• GIVEN EXERCISE
Below are some records: retype them all exactly, but not the pictures.
[Begin STORED ROWS]
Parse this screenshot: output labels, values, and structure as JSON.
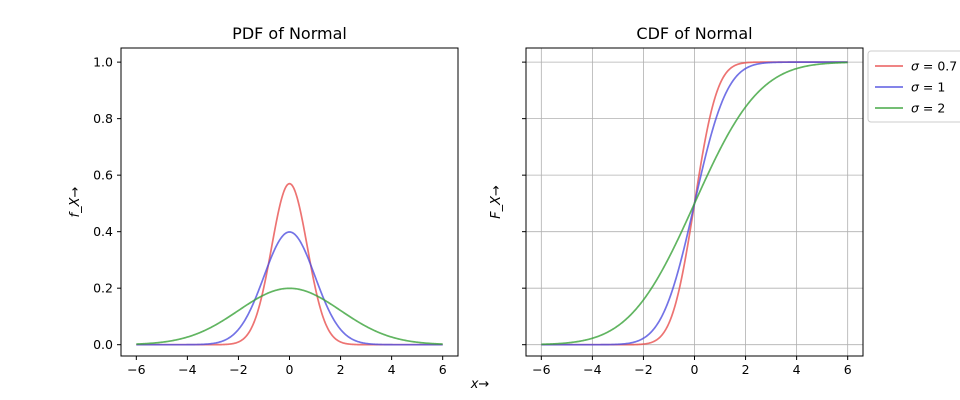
{
  "figure": {
    "shared_xlabel": "x→"
  },
  "chart_data": [
    {
      "type": "line",
      "title": "PDF of Normal",
      "ylabel": "f_X→",
      "xlim": [
        -6.6,
        6.6
      ],
      "ylim": [
        -0.04,
        1.05
      ],
      "xticks": [
        -6,
        -4,
        -2,
        0,
        2,
        4,
        6
      ],
      "xtick_labels": [
        "−6",
        "−4",
        "−2",
        "0",
        "2",
        "4",
        "6"
      ],
      "yticks": [
        0.0,
        0.2,
        0.4,
        0.6,
        0.8,
        1.0
      ],
      "ytick_labels": [
        "0.0",
        "0.2",
        "0.4",
        "0.6",
        "0.8",
        "1.0"
      ],
      "show_ytick_labels": true,
      "grid": false,
      "x_range": [
        -6,
        6
      ],
      "series": [
        {
          "name": "σ = 0.7",
          "sigma": 0.7,
          "color": "#e8504f"
        },
        {
          "name": "σ = 1",
          "sigma": 1,
          "color": "#5050e0"
        },
        {
          "name": "σ = 2",
          "sigma": 2,
          "color": "#3aa23a"
        }
      ],
      "function": "normal_pdf"
    },
    {
      "type": "line",
      "title": "CDF of Normal",
      "ylabel": "F_X→",
      "xlim": [
        -6.6,
        6.6
      ],
      "ylim": [
        -0.04,
        1.05
      ],
      "xticks": [
        -6,
        -4,
        -2,
        0,
        2,
        4,
        6
      ],
      "xtick_labels": [
        "−6",
        "−4",
        "−2",
        "0",
        "2",
        "4",
        "6"
      ],
      "yticks": [
        0.0,
        0.2,
        0.4,
        0.6,
        0.8,
        1.0
      ],
      "ytick_labels": [
        "",
        "",
        "",
        "",
        "",
        ""
      ],
      "show_ytick_labels": false,
      "grid": true,
      "x_range": [
        -6,
        6
      ],
      "series": [
        {
          "name": "σ = 0.7",
          "sigma": 0.7,
          "color": "#e8504f"
        },
        {
          "name": "σ = 1",
          "sigma": 1,
          "color": "#5050e0"
        },
        {
          "name": "σ = 2",
          "sigma": 2,
          "color": "#3aa23a"
        }
      ],
      "function": "normal_cdf",
      "legend": {
        "placement": "outside-upper-right",
        "entries": [
          {
            "label_prefix": "σ",
            "label_suffix": " = 0.7",
            "color": "#e8504f"
          },
          {
            "label_prefix": "σ",
            "label_suffix": " = 1",
            "color": "#5050e0"
          },
          {
            "label_prefix": "σ",
            "label_suffix": " = 2",
            "color": "#3aa23a"
          }
        ]
      }
    }
  ]
}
[End STORED ROWS]
• WRITTEN RESPONSE
Parse this screenshot: output labels, values, and structure as JSON.
{
  "figure": {
    "shared_xlabel": "x→"
  },
  "chart_data": [
    {
      "type": "line",
      "title": "PDF of Normal",
      "ylabel": "f_X→",
      "xlim": [
        -6.6,
        6.6
      ],
      "ylim": [
        -0.04,
        1.05
      ],
      "xticks": [
        -6,
        -4,
        -2,
        0,
        2,
        4,
        6
      ],
      "xtick_labels": [
        "−6",
        "−4",
        "−2",
        "0",
        "2",
        "4",
        "6"
      ],
      "yticks": [
        0.0,
        0.2,
        0.4,
        0.6,
        0.8,
        1.0
      ],
      "ytick_labels": [
        "0.0",
        "0.2",
        "0.4",
        "0.6",
        "0.8",
        "1.0"
      ],
      "show_ytick_labels": true,
      "grid": false,
      "x_range": [
        -6,
        6
      ],
      "series": [
        {
          "name": "σ = 0.7",
          "sigma": 0.7,
          "color": "#e8504f"
        },
        {
          "name": "σ = 1",
          "sigma": 1,
          "color": "#5050e0"
        },
        {
          "name": "σ = 2",
          "sigma": 2,
          "color": "#3aa23a"
        }
      ],
      "function": "normal_pdf"
    },
    {
      "type": "line",
      "title": "CDF of Normal",
      "ylabel": "F_X→",
      "xlim": [
        -6.6,
        6.6
      ],
      "ylim": [
        -0.04,
        1.05
      ],
      "xticks": [
        -6,
        -4,
        -2,
        0,
        2,
        4,
        6
      ],
      "xtick_labels": [
        "−6",
        "−4",
        "−2",
        "0",
        "2",
        "4",
        "6"
      ],
      "yticks": [
        0.0,
        0.2,
        0.4,
        0.6,
        0.8,
        1.0
      ],
      "ytick_labels": [
        "",
        "",
        "",
        "",
        "",
        ""
      ],
      "show_ytick_labels": false,
      "grid": true,
      "x_range": [
        -6,
        6
      ],
      "series": [
        {
          "name": "σ = 0.7",
          "sigma": 0.7,
          "color": "#e8504f"
        },
        {
          "name": "σ = 1",
          "sigma": 1,
          "color": "#5050e0"
        },
        {
          "name": "σ = 2",
          "sigma": 2,
          "color": "#3aa23a"
        }
      ],
      "function": "normal_cdf",
      "legend": {
        "placement": "outside-upper-right",
        "entries": [
          {
            "label_prefix": "σ",
            "label_suffix": " = 0.7",
            "color": "#e8504f"
          },
          {
            "label_prefix": "σ",
            "label_suffix": " = 1",
            "color": "#5050e0"
          },
          {
            "label_prefix": "σ",
            "label_suffix": " = 2",
            "color": "#3aa23a"
          }
        ]
      }
    }
  ]
}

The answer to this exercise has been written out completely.